§ AIM:
Copy every line from the records below that holds the word "公司需要".
(begin)
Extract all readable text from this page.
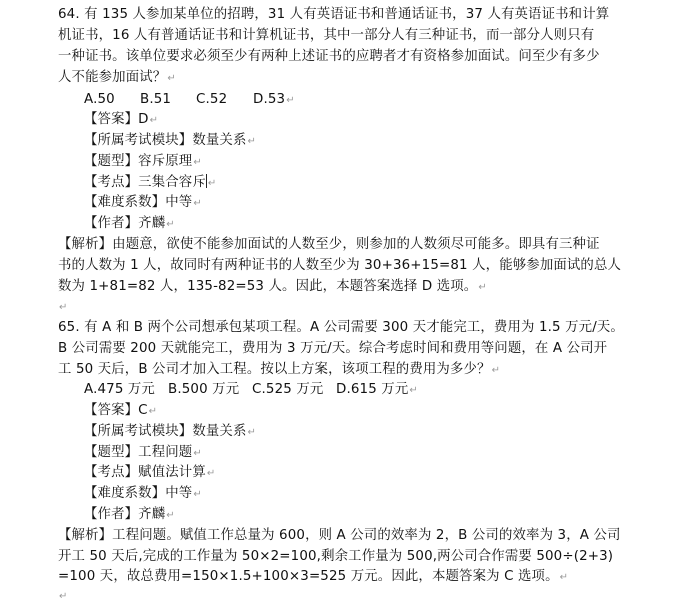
64. 有 135 人参加某单位的招聘，31 人有英语证书和普通话证书，37 人有英语证书和计算
机证书，16 人有普通话证书和计算机证书，其中一部分人有三种证书，而一部分人则只有
一种证书。该单位要求必须至少有两种上述证书的应聘者才有资格参加面试。问至少有多少
人不能参加面试？↵
A.50 B.51 C.52 D.53↵
【答案】D↵
【所属考试模块】数量关系↵
【题型】容斥原理↵
【考点】三集合容斥 ↵
【难度系数】中等↵
【作者】齐麟↵
【解析】由题意，欲使不能参加面试的人数至少，则参加的人数须尽可能多。即具有三种证
书的人数为 1 人，故同时有两种证书的人数至少为 30+36+15=81 人，能够参加面试的总人
数为 1+81=82 人，135-82=53 人。因此，本题答案选择 D 选项。↵
↵
65. 有 A 和 B 两个公司想承包某项工程。A 公司需要 300 天才能完工，费用为 1.5 万元/天。
B 公司需要 200 天就能完工，费用为 3 万元/天。综合考虑时间和费用等问题，在 A 公司开
工 50 天后，B 公司才加入工程。按以上方案，该项工程的费用为多少？↵
A.475 万元 B.500 万元 C.525 万元 D.615 万元↵
【答案】C↵
【所属考试模块】数量关系↵
【题型】工程问题↵
【考点】赋值法计算↵
【难度系数】中等↵
【作者】齐麟↵
【解析】工程问题。赋值工作总量为 600，则 A 公司的效率为 2，B 公司的效率为 3，A 公司
开工 50 天后,完成的工作量为 50×2=100,剩余工作量为 500,两公司合作需要 500÷(2+3)
=100 天，故总费用=150×1.5+100×3=525 万元。因此，本题答案为 C 选项。↵
↵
(end)
§ WRITTEN ANSWER:
65. 有 A 和 B 两个公司想承包某项工程。A 公司需要 300 天才能完工，费用为 1.5 万元/天。
B 公司需要 200 天就能完工，费用为 3 万元/天。综合考虑时间和费用等问题，在 A 公司开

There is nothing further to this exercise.